EXTRAIT FOURNI:
==============================

Elle expose notamment que :
– sur la caducité de l’assignation, il ressort d’une jurisprudence établie que le délai de l’article 857 du code de procédure civile n’est pas applicable devant la juridiction commerciale des référés devant laquelle aucun délai minimum entre la remise au greffe de la copie de l’assignation et la date de l’audience ne trouve à s’appliquer, alors que l’assignation délivrée par ses soins respecte toutes les exigences procédurales,
– le Steampod 3.0 a pour caractéristique principale de proposer un lissage qui fonctionne à la vapeur d’eau grâce à un réservoir intégré,
– dès le début de la commercialisation du Steampod 3.0, la société L’Oréal a formulé plusieurs allégations visant à vanter les mérites de son produit dans ses campagnes publicitaires en mettant fortement en avant cette particularité,
– ces allégations tenaient à la rapidité du lissage, à la qualité de lissage, et aux dommages causés aux cheveux par le lissage, la société Dyson s’inquiétant surtout du caractère trompeur de ces allégations litigieuses,
– des engagements ont été pris par la société L’Oreal mais seulement quelques modifications marginales ont été apportées, ce, à plusieurs reprises, les dernières modifications étant même postérieures à la décision de première instance, certaines indiquant se fonder sur un test instrumental,
– la mesure sollicitée relève à l’évidence de la compétence de la juridiction des référés qui ne doit toutefois pas faire application des conditions de l’article 872 du Code de procédure civile, mais de la disposition spéciale de l’article 145 du code de procédure civile,
– cette mesure vise bien à confirmer, avant tout procès au fond, ses doutes quant à la véracité des allégations litigieuses formulées par la société L’Oréal au sujet du “Steampod 3.0”,
– l’existence d’une confrontation d’intérêts entre deux parties susceptibles de recours judiciaire suffit à qualifier le litige de potentiel et par conséquent, dans l’hypothèse où le caractère mensonger des allégations litigieuses serait établi, elle serait, en tant que concurrent direct de la société L’Oréal sur le marché des lisseurs à cheveux, fondée à introduire une action destinée à engager la responsabilité de cette dernière pour pratique commerciale trompeuse et acte de concurrence déloyale et à obtenir la suppression, sur tout support, des allégations litigieuses,
– sur l’utilité de la mesure demandée, celle-ci s’apprécie non par rapport à la possibilité pour le demandeur d’engager une action devant les juges du fond, laquelle appartient à tout justiciable, mais par rapport au succès de l’action envisagée,
– or, l’utilité de la mesure sollicitée pour le litige qu’elle envisage de mener contre L’Oréal ne fait donc aucun doute et par conséquent, il existe bien, en l’espèce, un motif légitime qui l’autorise à solliciter la présente mesure d’instruction,
– la mesure sollicitée présente en outre un caractère légalement admissible et elle vise à ordonner la communication de documents parfaitement identifiés et circonscrits,
– au-delà de n’être aucunement étayée par des éléments concrets, il apparaît que l’affirmation de la société L’Oreal relative au secret des affaires est infondée dans la mesure où les éléments sollicités n’en relèvent pas,
– la société L’Oréal sollicite à titre reconventionnel la production forcée par la société Dyson des tests relatifs au Steampod 3.0 sans justifier en quoi les pièces qu’elle sollicite seraient utiles à la solution du litige,
– aucune juridiction n’est saisie d’un litige entre les parties concernant les faits exposés ci-avant.

==============================

TRAVAIL DEMANDÉ:
A. Traduisez en anglais cette phrase de l'extrait : « aucune juridiction n'est saisie d'un litige entre les parties concernant les faits exposés ci-avant. »
B. D'après l'extrait, quelle est la caractéristique principale du Steampod 3.0 ?
Le matériel qui suit est sans rapport avec l'extrait.

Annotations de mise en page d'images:
==============================

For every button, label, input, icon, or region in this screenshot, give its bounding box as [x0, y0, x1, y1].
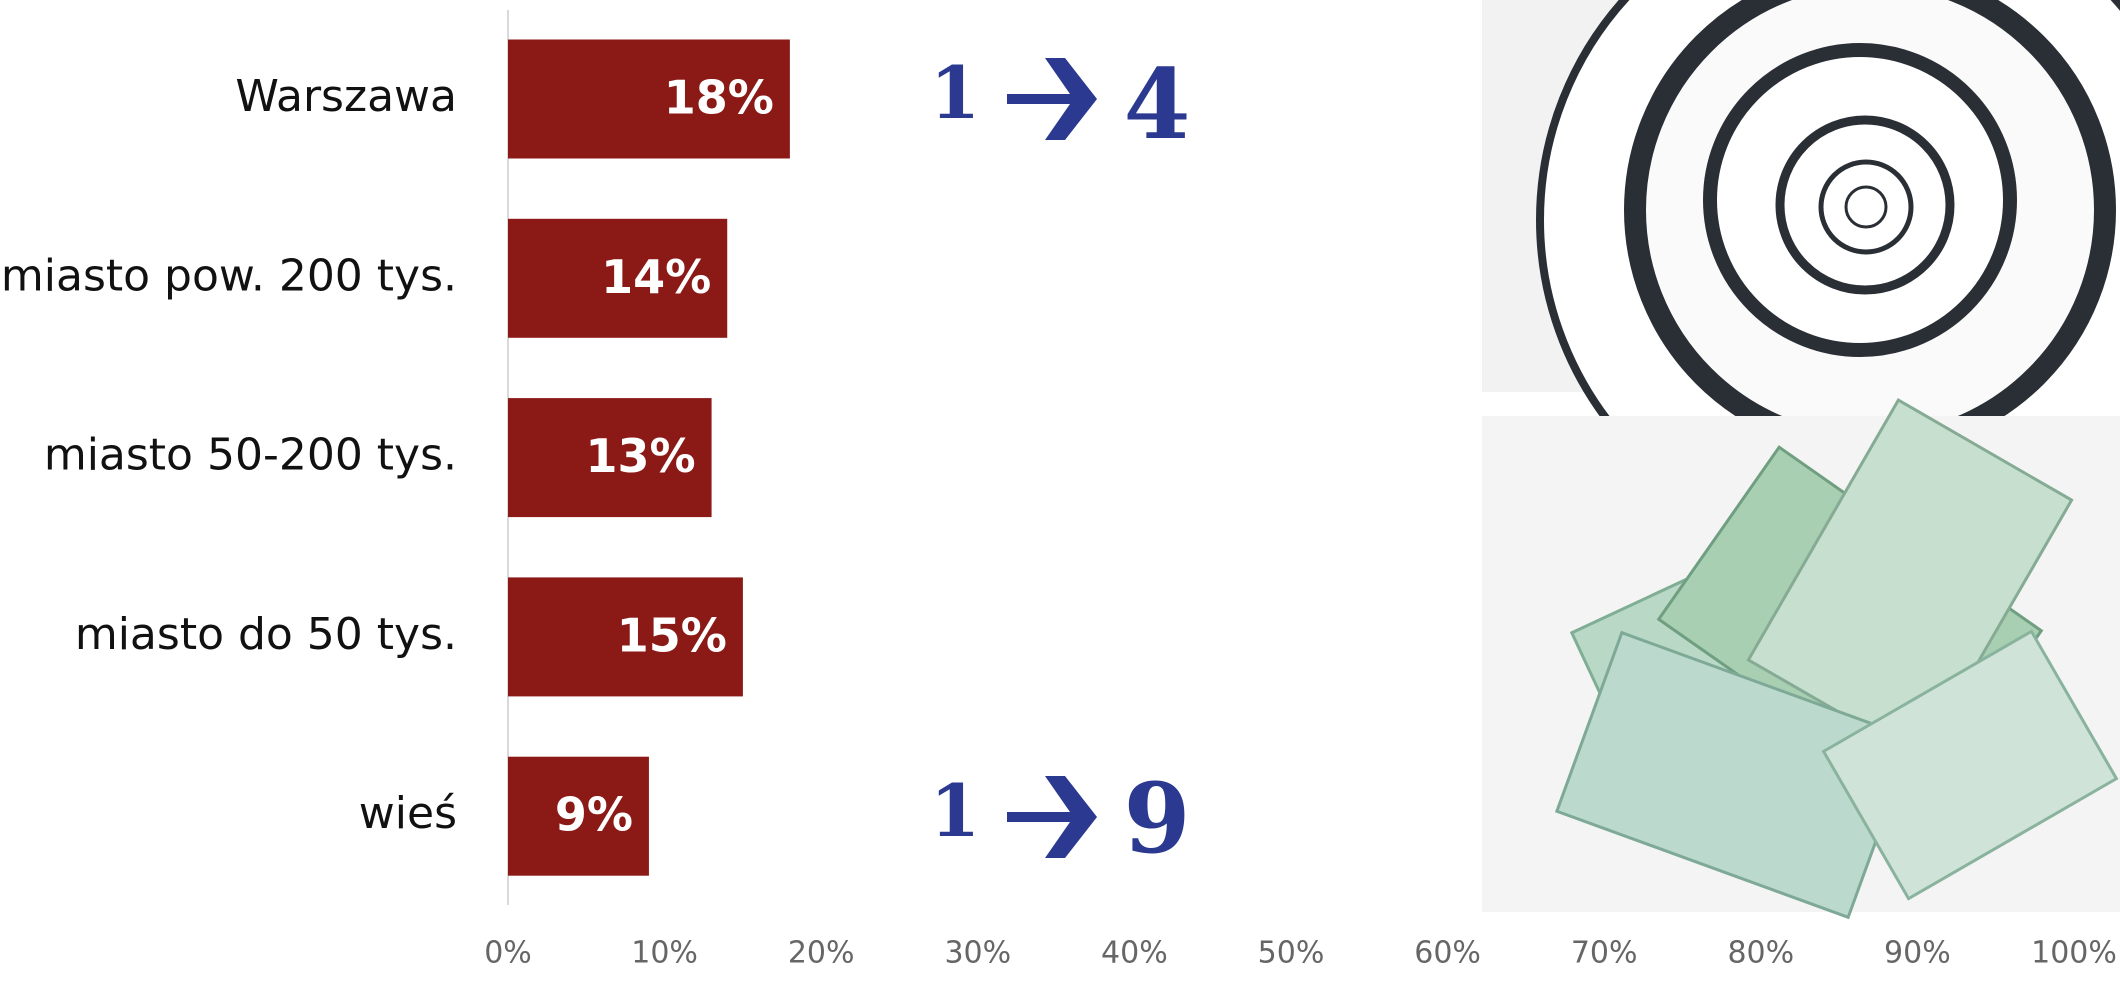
x-tick-label: 80% [1727, 936, 1794, 971]
annotation-to: 4 [1124, 48, 1191, 161]
bar [508, 218, 728, 338]
x-tick-label: 0% [484, 936, 532, 971]
annotation-to: 9 [1124, 762, 1191, 875]
value-label: 13% [585, 429, 695, 483]
category-label: Warszawa [235, 71, 457, 122]
x-tick-label: 70% [1571, 936, 1638, 971]
clock-photo [1482, 0, 2120, 554]
bar [508, 577, 743, 697]
bar [508, 39, 790, 159]
annotation-from: 1 [930, 768, 980, 853]
x-tick-label: 30% [944, 936, 1011, 971]
value-label: 18% [664, 71, 774, 125]
x-tick-label: 10% [631, 936, 698, 971]
arrow-icon [1007, 58, 1097, 858]
x-tick-label: 100% [2031, 936, 2117, 971]
annotation-from: 1 [930, 50, 980, 135]
value-label: 14% [601, 250, 711, 304]
value-label: 15% [617, 608, 727, 662]
category-label: wieś [359, 788, 457, 839]
bar [508, 756, 649, 876]
money-photo [1482, 398, 2120, 920]
x-tick-label: 50% [1258, 936, 1325, 971]
x-tick-label: 20% [788, 936, 855, 971]
value-label: 9% [555, 788, 633, 842]
bar [508, 398, 712, 518]
category-label: miasto 50-200 tys. [44, 430, 457, 481]
x-tick-label: 90% [1884, 936, 1951, 971]
category-label: miasto do 50 tys. [75, 609, 457, 660]
x-tick-label: 60% [1414, 936, 1481, 971]
category-label: miasto pow. 200 tys. [1, 250, 457, 301]
x-tick-label: 40% [1101, 936, 1168, 971]
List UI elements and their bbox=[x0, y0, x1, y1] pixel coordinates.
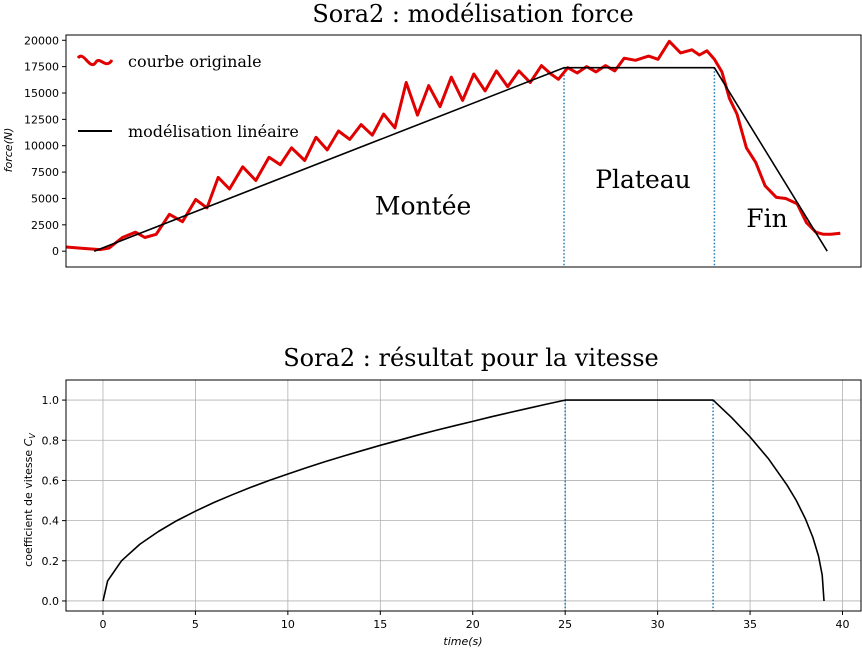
legend-label-modelisation-lineaire: modélisation linéaire bbox=[128, 122, 299, 141]
speed-chart: Sora2 : résultat pour la vitesse 0.0 0.2 0… bbox=[22, 344, 862, 648]
ytick-label: 0.4 bbox=[42, 515, 60, 528]
ytick-label: 20000 bbox=[24, 34, 59, 47]
xtick-label: 30 bbox=[651, 618, 665, 631]
annotation-plateau: Plateau bbox=[595, 165, 691, 194]
ytick-label: 2500 bbox=[31, 219, 59, 232]
xtick-label: 20 bbox=[466, 618, 480, 631]
speed-chart-ylabel: coefficient de vitesse CV bbox=[22, 433, 37, 567]
ytick-label: 0 bbox=[52, 245, 59, 258]
force-chart-ylabel: force(N) bbox=[2, 128, 15, 173]
force-chart-plot-area bbox=[65, 34, 862, 268]
force-chart: Sora2 : modélisation force 0 2500 5000 7500… bbox=[2, 0, 862, 268]
speed-chart-title: Sora2 : résultat pour la vitesse bbox=[283, 344, 659, 372]
series-line-courbe-originale bbox=[65, 39, 841, 252]
ytick-label: 0.0 bbox=[42, 595, 60, 608]
speed-chart-plot-area bbox=[65, 379, 862, 612]
ytick-label: 0.6 bbox=[42, 474, 60, 487]
xtick-label: 40 bbox=[836, 618, 850, 631]
xtick-label: 0 bbox=[99, 618, 106, 631]
series-line-modelisation-lineaire bbox=[93, 66, 828, 252]
ytick-label: 1.0 bbox=[42, 394, 60, 407]
force-chart-legend: courbe originale modélisation linéaire bbox=[76, 52, 299, 141]
xtick-label: 5 bbox=[192, 618, 199, 631]
ytick-label: 17500 bbox=[24, 61, 59, 74]
annotation-fin: Fin bbox=[746, 204, 787, 233]
speed-chart-ylabel-sub: V bbox=[28, 433, 37, 439]
annotation-montee: Montée bbox=[375, 191, 471, 220]
ytick-label: 7500 bbox=[31, 166, 59, 179]
ytick-label: 5000 bbox=[31, 192, 59, 205]
force-chart-title: Sora2 : modélisation force bbox=[312, 0, 633, 28]
speed-chart-ylabel-c: C bbox=[22, 438, 35, 446]
legend-label-courbe-originale: courbe originale bbox=[128, 52, 262, 71]
xtick-label: 15 bbox=[373, 618, 387, 631]
xtick-label: 10 bbox=[281, 618, 295, 631]
series-line-series-0 bbox=[102, 399, 825, 602]
xtick-label: 35 bbox=[743, 618, 757, 631]
legend-swatch-courbe-originale bbox=[76, 54, 114, 66]
ytick-label: 12500 bbox=[24, 113, 59, 126]
xtick-label: 25 bbox=[558, 618, 572, 631]
ytick-label: 0.2 bbox=[42, 555, 60, 568]
ytick-label: 10000 bbox=[24, 140, 59, 153]
speed-chart-ylabel-main: coefficient de vitesse bbox=[22, 446, 35, 566]
ytick-label: 0.8 bbox=[42, 434, 60, 447]
ytick-label: 15000 bbox=[24, 87, 59, 100]
speed-chart-xlabel: time(s) bbox=[443, 635, 482, 648]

==============================

RÉPONSES PAR CONSIGNE:
A. No court has been seized of a dispute between the parties concerning the facts set out above.

B. Il propose un lissage qui fonctionne à la vapeur d'eau grâce à un réservoir intégré.